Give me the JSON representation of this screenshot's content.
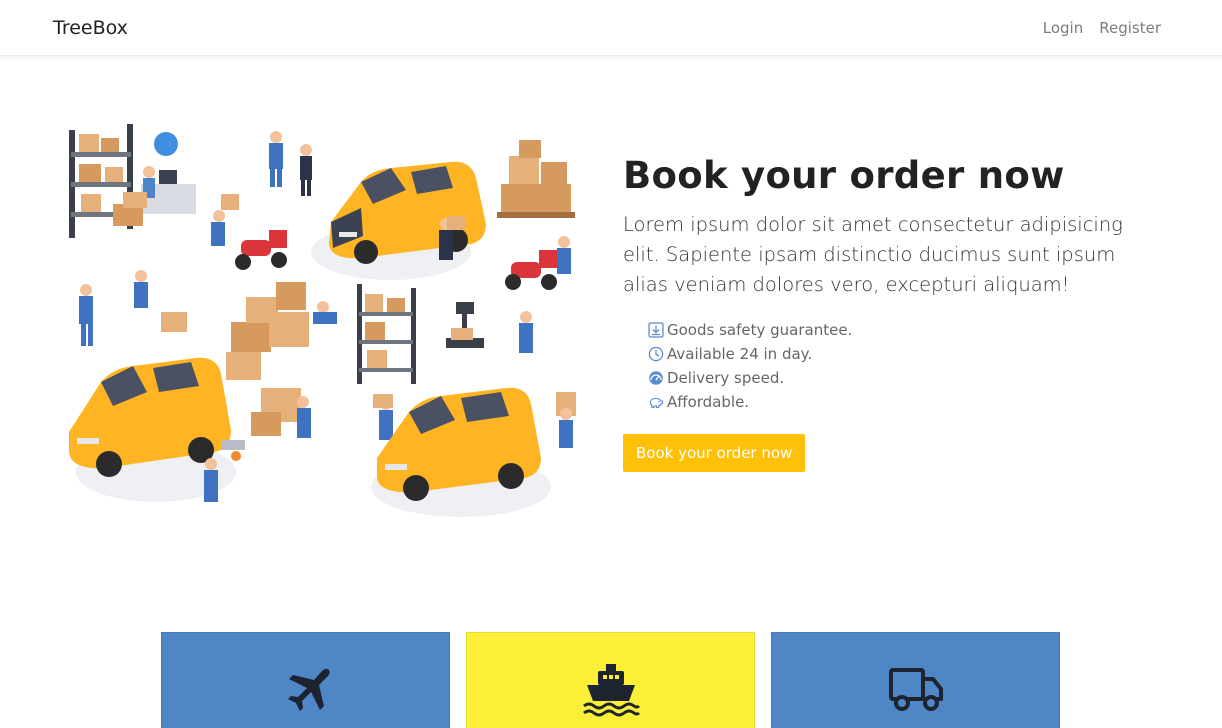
{
  "navbar": {
    "brand": "TreeBox",
    "links": [
      "Login",
      "Register"
    ]
  },
  "hero": {
    "title": "Book your order now",
    "lead": "Lorem ipsum dolor sit amet consectetur adipisicing elit. Sapiente ipsam distinctio ducimus sunt ipsum alias veniam dolores vero, excepturi aliquam!",
    "features": [
      {
        "icon": "download-box-icon",
        "label": "Goods safety guarantee."
      },
      {
        "icon": "clock-icon",
        "label": "Available 24 in day."
      },
      {
        "icon": "speedometer-icon",
        "label": "Delivery speed."
      },
      {
        "icon": "piggy-bank-icon",
        "label": "Affordable."
      }
    ],
    "cta_label": "Book your order now",
    "illustration": "delivery-logistics-illustration"
  },
  "services": [
    {
      "icon": "airplane-icon",
      "color": "#4f86c6"
    },
    {
      "icon": "ship-icon",
      "color": "#fbef37"
    },
    {
      "icon": "truck-icon",
      "color": "#4f86c6"
    }
  ],
  "colors": {
    "accent": "#ffc107",
    "card_blue": "#4f86c6",
    "card_yellow": "#fbef37",
    "feature_icon": "#5a8bd0"
  }
}
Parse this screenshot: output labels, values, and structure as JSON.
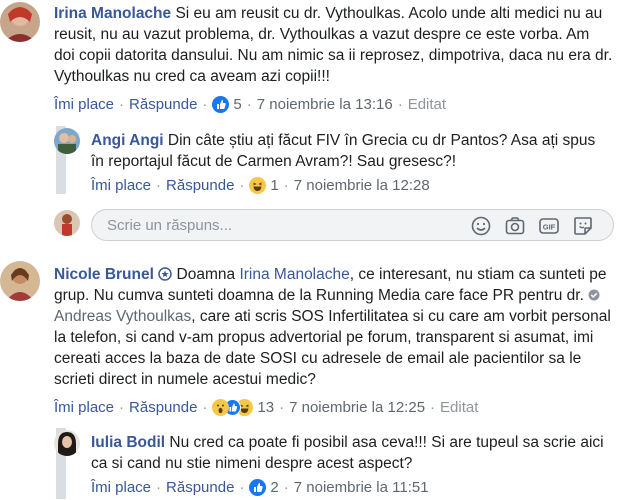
{
  "actions_labels": {
    "like": "Îmi place",
    "reply": "Răspunde"
  },
  "comments": [
    {
      "author": "Irina Manolache",
      "text": "Si eu am reusit cu dr. Vythoulkas. Acolo unde alti medici nu au reusit, nu au vazut problema, dr. Vythoulkas a vazut despre ce este vorba. Am doi copii datorita dansului. Nu am nimic sa ii reprosez, dimpotriva, daca nu era dr. Vythoulkas nu cred ca aveam azi copii!!!",
      "reaction_count": "5",
      "timestamp": "7 noiembrie la 13:16",
      "edited": "Editat"
    },
    {
      "author": "Angi Angi",
      "text": "Din câte știu ați făcut FIV în Grecia cu dr Pantos? Asa ați spus în reportajul făcut de Carmen Avram?! Sau gresesc?!",
      "reaction_count": "1",
      "timestamp": "7 noiembrie la 12:28"
    },
    {
      "author": "Nicole Brunel",
      "text_1": "Doamna",
      "mention_1": "Irina Manolache",
      "text_2": ", ce interesant, nu stiam ca sunteti pe grup. Nu cumva sunteti doamna de la Running Media care face PR pentru dr.",
      "mention_2": "Andreas Vythoulkas",
      "text_3": ", care ati scris SOS Infertilitatea si cu care am vorbit personal la telefon, si cand v-am propus advertorial pe forum, transparent si asumat, imi cereati acces la baza de date SOSI cu adresele de email ale pacientilor sa le scrieti direct in numele acestui medic?",
      "reaction_count": "13",
      "timestamp": "7 noiembrie la 12:25",
      "edited": "Editat"
    },
    {
      "author": "Iulia Bodil",
      "text": "Nu cred ca poate fi posibil asa ceva!!! Si are tupeul sa scrie aici ca si cand nu stie nimeni despre acest aspect?",
      "reaction_count": "2",
      "timestamp": "7 noiembrie la 11:51"
    }
  ],
  "reply_input": {
    "placeholder": "Scrie un răspuns..."
  },
  "icons": {
    "reply_input": [
      "emoji-icon",
      "camera-icon",
      "gif-icon",
      "sticker-icon"
    ],
    "reactions": [
      "like-icon",
      "haha-icon",
      "wow-icon"
    ]
  },
  "colors": {
    "link": "#385898",
    "meta": "#606770",
    "like_blue": "#1877f2",
    "emoji_yellow": "#f7c847"
  }
}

- - - - -

→ Stated task
Reproduce all of the data exactly, omitting each picture it holds.

→ Written response
Give me the JSON representation of this screenshot's content.
{
  "navbar": {
    "brand": "TreeBox",
    "links": [
      "Login",
      "Register"
    ]
  },
  "hero": {
    "title": "Book your order now",
    "lead": "Lorem ipsum dolor sit amet consectetur adipisicing elit. Sapiente ipsam distinctio ducimus sunt ipsum alias veniam dolores vero, excepturi aliquam!",
    "features": [
      {
        "icon": "download-box-icon",
        "label": "Goods safety guarantee."
      },
      {
        "icon": "clock-icon",
        "label": "Available 24 in day."
      },
      {
        "icon": "speedometer-icon",
        "label": "Delivery speed."
      },
      {
        "icon": "piggy-bank-icon",
        "label": "Affordable."
      }
    ],
    "cta_label": "Book your order now",
    "illustration": "delivery-logistics-illustration"
  },
  "services": [
    {
      "icon": "airplane-icon",
      "color": "#4f86c6"
    },
    {
      "icon": "ship-icon",
      "color": "#fbef37"
    },
    {
      "icon": "truck-icon",
      "color": "#4f86c6"
    }
  ],
  "colors": {
    "accent": "#ffc107",
    "card_blue": "#4f86c6",
    "card_yellow": "#fbef37",
    "feature_icon": "#5a8bd0"
  }
}
Parse this screenshot: output labels, values, and structure as JSON.
{
  "actions_labels": {
    "like": "Îmi place",
    "reply": "Răspunde"
  },
  "comments": [
    {
      "author": "Irina Manolache",
      "text": "Si eu am reusit cu dr. Vythoulkas. Acolo unde alti medici nu au reusit, nu au vazut problema, dr. Vythoulkas a vazut despre ce este vorba. Am doi copii datorita dansului. Nu am nimic sa ii reprosez, dimpotriva, daca nu era dr. Vythoulkas nu cred ca aveam azi copii!!!",
      "reaction_count": "5",
      "timestamp": "7 noiembrie la 13:16",
      "edited": "Editat"
    },
    {
      "author": "Angi Angi",
      "text": "Din câte știu ați făcut FIV în Grecia cu dr Pantos? Asa ați spus în reportajul făcut de Carmen Avram?! Sau gresesc?!",
      "reaction_count": "1",
      "timestamp": "7 noiembrie la 12:28"
    },
    {
      "author": "Nicole Brunel",
      "text_1": "Doamna",
      "mention_1": "Irina Manolache",
      "text_2": ", ce interesant, nu stiam ca sunteti pe grup. Nu cumva sunteti doamna de la Running Media care face PR pentru dr.",
      "mention_2": "Andreas Vythoulkas",
      "text_3": ", care ati scris SOS Infertilitatea si cu care am vorbit personal la telefon, si cand v-am propus advertorial pe forum, transparent si asumat, imi cereati acces la baza de date SOSI cu adresele de email ale pacientilor sa le scrieti direct in numele acestui medic?",
      "reaction_count": "13",
      "timestamp": "7 noiembrie la 12:25",
      "edited": "Editat"
    },
    {
      "author": "Iulia Bodil",
      "text": "Nu cred ca poate fi posibil asa ceva!!! Si are tupeul sa scrie aici ca si cand nu stie nimeni despre acest aspect?",
      "reaction_count": "2",
      "timestamp": "7 noiembrie la 11:51"
    }
  ],
  "reply_input": {
    "placeholder": "Scrie un răspuns..."
  },
  "icons": {
    "reply_input": [
      "emoji-icon",
      "camera-icon",
      "gif-icon",
      "sticker-icon"
    ],
    "reactions": [
      "like-icon",
      "haha-icon",
      "wow-icon"
    ]
  },
  "colors": {
    "link": "#385898",
    "meta": "#606770",
    "like_blue": "#1877f2",
    "emoji_yellow": "#f7c847"
  }
}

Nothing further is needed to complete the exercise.